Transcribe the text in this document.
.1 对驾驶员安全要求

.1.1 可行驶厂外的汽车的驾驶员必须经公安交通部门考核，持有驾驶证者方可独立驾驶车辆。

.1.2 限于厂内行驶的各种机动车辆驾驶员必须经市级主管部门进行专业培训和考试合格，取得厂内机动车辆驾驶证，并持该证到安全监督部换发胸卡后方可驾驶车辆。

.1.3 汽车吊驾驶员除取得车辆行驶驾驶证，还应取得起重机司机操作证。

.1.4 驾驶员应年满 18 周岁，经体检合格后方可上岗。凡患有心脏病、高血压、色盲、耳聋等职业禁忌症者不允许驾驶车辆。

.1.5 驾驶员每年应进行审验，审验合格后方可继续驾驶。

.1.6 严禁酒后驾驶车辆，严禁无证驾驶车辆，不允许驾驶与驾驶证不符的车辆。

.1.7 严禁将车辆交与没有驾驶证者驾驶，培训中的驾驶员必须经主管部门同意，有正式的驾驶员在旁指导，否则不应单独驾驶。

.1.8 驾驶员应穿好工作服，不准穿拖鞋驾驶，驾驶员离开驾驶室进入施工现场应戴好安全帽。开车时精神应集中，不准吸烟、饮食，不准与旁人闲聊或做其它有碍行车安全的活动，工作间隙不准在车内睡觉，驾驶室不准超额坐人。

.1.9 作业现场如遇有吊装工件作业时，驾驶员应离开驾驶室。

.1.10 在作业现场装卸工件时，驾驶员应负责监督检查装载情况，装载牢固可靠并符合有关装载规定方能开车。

.....

* Aim: From the records above, extract everything verbatim.

* Full solution:
Transcribe the text in this document.
.1 对驾驶员安全要求

.1.1 可行驶厂外的汽车的驾驶员必须经公安交通部门考核，持有驾驶证者方可独立驾驶车辆。

.1.2 限于厂内行驶的各种机动车辆驾驶员必须经市级主管部门进行专业培训和考试合格，取得厂内机动车辆驾驶证，并持该证到安全监督部换发胸卡后方可驾驶车辆。

.1.3 汽车吊驾驶员除取得车辆行驶驾驶证，还应取得起重机司机操作证。

.1.4 驾驶员应年满 18 周岁，经体检合格后方可上岗。凡患有心脏病、高血压、色盲、耳聋等职业禁忌症者不允许驾驶车辆。

.1.5 驾驶员每年应进行审验，审验合格后方可继续驾驶。

.1.6 严禁酒后驾驶车辆，严禁无证驾驶车辆，不允许驾驶与驾驶证不符的车辆。

.1.7 严禁将车辆交与没有驾驶证者驾驶，培训中的驾驶员必须经主管部门同意，有正式的驾驶员在旁指导，否则不应单独驾驶。

.1.8 驾驶员应穿好工作服，不准穿拖鞋驾驶，驾驶员离开驾驶室进入施工现场应戴好安全帽。开车时精神应集中，不准吸烟、饮食，不准与旁人闲聊或做其它有碍行车安全的活动，工作间隙不准在车内睡觉，驾驶室不准超额坐人。

.1.9 作业现场如遇有吊装工件作业时，驾驶员应离开驾驶室。

.1.10 在作业现场装卸工件时，驾驶员应负责监督检查装载情况，装载牢固可靠并符合有关装载规定方能开车。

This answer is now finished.